[Dataset rows about figures]
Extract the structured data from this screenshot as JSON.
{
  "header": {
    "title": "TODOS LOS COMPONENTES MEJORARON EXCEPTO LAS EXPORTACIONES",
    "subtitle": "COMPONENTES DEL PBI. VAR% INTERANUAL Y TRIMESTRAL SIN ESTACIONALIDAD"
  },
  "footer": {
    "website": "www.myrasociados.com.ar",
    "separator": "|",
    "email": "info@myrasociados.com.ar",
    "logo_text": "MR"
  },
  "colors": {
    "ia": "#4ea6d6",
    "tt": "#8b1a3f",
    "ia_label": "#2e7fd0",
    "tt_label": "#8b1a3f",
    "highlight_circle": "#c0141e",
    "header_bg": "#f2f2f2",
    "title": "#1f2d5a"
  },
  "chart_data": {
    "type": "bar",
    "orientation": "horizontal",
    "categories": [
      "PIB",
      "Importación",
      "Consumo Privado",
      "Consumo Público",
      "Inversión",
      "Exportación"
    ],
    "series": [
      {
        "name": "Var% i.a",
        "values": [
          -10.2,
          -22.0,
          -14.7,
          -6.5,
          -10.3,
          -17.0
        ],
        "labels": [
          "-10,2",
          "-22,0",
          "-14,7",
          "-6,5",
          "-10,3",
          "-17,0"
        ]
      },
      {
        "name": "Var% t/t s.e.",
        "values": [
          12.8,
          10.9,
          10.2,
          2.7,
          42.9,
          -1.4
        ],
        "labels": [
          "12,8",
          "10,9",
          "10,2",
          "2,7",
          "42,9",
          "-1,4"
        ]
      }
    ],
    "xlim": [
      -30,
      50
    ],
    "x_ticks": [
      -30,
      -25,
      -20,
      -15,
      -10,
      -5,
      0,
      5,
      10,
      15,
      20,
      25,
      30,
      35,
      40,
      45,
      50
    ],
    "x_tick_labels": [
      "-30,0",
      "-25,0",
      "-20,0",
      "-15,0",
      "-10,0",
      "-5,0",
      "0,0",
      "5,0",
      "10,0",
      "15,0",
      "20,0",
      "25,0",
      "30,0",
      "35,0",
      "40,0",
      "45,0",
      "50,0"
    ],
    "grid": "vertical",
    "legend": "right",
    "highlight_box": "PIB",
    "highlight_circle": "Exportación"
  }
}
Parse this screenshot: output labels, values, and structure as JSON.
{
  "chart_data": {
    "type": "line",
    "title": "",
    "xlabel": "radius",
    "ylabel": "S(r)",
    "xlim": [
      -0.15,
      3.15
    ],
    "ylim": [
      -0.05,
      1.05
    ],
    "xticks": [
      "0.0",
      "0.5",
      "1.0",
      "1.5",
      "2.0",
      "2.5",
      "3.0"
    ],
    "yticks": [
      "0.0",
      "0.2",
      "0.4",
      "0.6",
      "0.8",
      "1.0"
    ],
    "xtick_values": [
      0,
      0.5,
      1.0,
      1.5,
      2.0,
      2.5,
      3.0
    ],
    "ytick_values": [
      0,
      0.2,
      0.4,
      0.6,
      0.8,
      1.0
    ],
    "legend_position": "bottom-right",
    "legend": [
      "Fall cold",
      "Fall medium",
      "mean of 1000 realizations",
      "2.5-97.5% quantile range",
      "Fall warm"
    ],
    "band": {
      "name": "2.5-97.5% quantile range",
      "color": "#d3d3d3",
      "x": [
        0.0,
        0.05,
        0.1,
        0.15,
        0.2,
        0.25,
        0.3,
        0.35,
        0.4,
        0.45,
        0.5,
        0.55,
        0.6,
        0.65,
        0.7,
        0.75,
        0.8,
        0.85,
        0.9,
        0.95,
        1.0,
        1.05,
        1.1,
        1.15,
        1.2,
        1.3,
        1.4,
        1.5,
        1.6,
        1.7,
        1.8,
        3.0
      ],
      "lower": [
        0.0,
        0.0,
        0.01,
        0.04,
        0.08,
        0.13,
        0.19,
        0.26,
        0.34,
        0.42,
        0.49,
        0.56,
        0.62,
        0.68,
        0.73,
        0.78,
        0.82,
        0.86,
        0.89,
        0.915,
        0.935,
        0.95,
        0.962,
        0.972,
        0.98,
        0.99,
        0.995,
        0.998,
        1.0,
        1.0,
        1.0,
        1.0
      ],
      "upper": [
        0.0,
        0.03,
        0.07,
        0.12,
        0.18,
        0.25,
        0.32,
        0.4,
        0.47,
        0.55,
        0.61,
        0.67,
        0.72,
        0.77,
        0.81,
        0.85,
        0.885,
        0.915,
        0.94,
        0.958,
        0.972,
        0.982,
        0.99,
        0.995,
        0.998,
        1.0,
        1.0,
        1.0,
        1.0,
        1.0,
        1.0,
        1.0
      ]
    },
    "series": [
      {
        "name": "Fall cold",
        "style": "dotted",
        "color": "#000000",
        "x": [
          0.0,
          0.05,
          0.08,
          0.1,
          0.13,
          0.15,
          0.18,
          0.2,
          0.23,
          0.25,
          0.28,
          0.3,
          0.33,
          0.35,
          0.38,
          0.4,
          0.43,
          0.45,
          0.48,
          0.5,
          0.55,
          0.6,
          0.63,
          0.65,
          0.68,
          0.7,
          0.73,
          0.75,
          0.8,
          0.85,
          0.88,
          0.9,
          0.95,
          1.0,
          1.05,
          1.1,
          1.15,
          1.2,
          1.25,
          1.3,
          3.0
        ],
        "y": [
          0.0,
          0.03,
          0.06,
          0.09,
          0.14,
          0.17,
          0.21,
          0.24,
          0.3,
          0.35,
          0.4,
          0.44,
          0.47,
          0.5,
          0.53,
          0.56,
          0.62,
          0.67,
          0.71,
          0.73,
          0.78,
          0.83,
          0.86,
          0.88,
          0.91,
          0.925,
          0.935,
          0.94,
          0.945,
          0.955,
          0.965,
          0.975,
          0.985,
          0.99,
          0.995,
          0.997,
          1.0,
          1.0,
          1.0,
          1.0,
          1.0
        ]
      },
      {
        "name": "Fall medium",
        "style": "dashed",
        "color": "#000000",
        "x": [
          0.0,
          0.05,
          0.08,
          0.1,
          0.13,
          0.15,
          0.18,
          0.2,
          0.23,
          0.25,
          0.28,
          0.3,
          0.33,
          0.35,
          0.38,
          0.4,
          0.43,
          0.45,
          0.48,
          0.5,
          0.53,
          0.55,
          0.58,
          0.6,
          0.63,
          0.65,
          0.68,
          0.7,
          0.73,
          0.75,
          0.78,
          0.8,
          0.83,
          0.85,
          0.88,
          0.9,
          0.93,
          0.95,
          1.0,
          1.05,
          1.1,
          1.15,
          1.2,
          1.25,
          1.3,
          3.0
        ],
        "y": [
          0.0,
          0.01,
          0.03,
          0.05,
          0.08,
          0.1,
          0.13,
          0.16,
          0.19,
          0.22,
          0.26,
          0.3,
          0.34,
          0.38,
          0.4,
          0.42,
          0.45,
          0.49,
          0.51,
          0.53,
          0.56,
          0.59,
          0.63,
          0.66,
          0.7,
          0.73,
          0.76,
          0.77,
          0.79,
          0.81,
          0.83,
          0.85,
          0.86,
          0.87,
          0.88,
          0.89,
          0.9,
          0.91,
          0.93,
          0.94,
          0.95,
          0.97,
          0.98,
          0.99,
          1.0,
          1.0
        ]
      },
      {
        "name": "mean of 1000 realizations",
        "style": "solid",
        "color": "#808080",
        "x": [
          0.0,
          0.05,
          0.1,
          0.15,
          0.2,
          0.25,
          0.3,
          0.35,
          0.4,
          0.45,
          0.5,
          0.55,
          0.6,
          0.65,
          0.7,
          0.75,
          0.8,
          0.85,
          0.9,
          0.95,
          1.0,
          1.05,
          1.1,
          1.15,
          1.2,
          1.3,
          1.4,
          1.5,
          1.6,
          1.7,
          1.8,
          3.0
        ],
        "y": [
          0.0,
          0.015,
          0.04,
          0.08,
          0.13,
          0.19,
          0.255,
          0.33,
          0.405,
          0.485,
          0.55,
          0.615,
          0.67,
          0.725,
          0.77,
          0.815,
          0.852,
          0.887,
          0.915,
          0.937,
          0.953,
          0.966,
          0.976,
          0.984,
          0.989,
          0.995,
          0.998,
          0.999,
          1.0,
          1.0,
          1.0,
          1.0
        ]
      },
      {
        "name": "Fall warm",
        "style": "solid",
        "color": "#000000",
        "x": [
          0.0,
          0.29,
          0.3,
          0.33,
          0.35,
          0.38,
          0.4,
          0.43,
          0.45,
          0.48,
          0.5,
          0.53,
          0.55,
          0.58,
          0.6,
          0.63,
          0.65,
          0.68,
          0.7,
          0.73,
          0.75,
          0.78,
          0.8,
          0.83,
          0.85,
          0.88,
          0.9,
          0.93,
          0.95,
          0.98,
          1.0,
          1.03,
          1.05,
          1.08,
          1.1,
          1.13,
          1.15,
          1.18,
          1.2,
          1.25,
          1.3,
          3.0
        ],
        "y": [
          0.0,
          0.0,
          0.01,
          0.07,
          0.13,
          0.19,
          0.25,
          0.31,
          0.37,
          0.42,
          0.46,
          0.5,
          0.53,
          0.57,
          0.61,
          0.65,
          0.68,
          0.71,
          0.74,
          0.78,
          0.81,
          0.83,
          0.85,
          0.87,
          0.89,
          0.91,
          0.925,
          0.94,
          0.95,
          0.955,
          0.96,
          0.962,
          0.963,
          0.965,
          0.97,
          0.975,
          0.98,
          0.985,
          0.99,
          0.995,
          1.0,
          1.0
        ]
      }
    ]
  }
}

Requirement ::
Which lines in the listing above hold the word "JSON"? Show each of them.

Answer to this exercise ::
Extract the structured data from this screenshot as JSON.
Parse this screenshot: output labels, values, and structure as JSON.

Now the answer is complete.